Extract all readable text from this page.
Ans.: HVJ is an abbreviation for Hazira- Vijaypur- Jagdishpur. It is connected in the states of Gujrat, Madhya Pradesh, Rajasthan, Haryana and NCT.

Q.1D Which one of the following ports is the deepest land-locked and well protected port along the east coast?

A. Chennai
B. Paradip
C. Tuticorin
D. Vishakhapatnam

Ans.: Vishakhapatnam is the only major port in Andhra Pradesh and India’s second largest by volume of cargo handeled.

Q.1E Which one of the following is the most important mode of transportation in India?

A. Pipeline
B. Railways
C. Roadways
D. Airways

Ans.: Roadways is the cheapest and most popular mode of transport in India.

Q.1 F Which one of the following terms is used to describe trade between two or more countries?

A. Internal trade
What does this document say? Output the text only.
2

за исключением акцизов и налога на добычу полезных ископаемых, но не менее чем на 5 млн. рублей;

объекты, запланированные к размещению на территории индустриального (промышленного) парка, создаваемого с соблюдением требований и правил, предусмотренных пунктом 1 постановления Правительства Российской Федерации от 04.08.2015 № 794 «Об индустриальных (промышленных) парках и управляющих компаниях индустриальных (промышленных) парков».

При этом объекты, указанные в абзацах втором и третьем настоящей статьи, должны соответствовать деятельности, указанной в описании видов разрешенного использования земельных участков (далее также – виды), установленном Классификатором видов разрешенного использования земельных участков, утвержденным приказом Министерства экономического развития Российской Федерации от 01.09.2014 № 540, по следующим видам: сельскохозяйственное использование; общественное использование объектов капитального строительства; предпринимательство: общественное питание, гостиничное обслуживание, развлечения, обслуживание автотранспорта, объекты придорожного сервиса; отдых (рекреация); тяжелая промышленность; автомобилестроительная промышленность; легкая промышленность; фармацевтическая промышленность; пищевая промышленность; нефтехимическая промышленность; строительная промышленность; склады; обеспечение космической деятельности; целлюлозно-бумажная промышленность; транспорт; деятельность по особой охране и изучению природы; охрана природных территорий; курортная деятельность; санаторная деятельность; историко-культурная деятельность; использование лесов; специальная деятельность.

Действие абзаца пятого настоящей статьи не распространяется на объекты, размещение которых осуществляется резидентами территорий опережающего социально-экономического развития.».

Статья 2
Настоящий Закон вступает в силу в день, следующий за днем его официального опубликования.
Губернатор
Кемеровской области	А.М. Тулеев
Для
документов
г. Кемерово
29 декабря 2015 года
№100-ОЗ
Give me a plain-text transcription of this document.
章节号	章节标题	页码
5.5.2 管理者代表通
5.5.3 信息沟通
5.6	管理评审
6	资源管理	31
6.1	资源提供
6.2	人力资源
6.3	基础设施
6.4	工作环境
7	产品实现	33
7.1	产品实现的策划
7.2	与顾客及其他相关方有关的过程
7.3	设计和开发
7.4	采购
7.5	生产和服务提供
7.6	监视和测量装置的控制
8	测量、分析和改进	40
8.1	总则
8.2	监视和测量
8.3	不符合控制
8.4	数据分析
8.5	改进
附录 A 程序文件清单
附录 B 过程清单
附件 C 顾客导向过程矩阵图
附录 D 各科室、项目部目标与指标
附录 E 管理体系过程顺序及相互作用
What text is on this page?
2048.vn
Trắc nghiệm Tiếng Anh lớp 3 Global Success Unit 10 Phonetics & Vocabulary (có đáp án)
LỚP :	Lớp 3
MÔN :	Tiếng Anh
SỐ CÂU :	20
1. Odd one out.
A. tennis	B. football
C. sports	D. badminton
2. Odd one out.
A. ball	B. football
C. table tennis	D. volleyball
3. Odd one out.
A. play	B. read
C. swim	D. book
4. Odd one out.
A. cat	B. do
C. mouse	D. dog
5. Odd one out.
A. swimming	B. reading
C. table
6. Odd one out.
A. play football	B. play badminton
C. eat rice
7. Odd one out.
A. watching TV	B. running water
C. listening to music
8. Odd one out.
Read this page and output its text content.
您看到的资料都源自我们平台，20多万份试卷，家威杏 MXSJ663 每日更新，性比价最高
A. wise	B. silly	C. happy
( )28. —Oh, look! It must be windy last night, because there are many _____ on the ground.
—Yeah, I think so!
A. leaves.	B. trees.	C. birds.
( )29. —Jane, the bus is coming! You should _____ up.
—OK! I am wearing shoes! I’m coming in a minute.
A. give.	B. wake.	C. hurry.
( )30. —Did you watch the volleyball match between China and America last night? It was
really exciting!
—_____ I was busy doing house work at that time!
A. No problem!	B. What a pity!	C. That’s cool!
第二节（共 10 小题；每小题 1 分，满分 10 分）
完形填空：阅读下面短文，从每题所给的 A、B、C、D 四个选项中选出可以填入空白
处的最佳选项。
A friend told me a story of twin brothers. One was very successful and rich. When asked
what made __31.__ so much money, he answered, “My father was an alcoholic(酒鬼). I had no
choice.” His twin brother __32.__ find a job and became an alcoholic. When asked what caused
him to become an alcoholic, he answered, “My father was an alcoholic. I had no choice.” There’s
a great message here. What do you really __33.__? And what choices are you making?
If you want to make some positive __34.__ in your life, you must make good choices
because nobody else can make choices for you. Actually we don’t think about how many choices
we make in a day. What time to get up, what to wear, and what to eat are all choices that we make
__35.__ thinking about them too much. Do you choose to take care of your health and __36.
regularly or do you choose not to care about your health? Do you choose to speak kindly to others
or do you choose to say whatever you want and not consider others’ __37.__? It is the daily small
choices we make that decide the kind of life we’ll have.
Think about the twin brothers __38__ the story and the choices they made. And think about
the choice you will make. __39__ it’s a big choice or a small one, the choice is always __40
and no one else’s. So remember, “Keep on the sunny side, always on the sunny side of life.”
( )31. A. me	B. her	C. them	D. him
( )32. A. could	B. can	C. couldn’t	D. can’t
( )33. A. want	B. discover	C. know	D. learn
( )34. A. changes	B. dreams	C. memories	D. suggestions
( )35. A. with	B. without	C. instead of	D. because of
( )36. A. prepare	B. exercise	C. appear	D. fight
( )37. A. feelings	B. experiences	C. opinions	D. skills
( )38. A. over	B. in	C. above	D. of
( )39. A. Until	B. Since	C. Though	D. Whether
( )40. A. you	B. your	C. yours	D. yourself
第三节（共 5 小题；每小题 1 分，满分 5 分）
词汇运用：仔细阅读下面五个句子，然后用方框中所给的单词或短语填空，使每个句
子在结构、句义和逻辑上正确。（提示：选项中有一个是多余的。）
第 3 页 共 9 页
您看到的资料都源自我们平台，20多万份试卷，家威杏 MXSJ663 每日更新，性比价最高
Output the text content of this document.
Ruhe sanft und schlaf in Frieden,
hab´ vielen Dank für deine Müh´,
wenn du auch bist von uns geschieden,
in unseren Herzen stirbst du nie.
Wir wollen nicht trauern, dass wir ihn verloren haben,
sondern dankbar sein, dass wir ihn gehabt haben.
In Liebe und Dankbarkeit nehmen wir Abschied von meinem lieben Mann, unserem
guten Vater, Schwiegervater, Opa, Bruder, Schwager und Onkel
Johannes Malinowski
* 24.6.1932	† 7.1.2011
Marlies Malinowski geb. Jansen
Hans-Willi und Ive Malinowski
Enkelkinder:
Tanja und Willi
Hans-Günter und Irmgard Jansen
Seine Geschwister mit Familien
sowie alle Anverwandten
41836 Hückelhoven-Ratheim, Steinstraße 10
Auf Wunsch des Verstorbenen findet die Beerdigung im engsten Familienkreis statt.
____________________
● **Work to be completed**
Extract all lines that hold the word "mode".

● **Complete output**
Q.1E Which one of the following is the most important mode of transportation in India?
Ans.: Roadways is the cheapest and most popular mode of transport in India.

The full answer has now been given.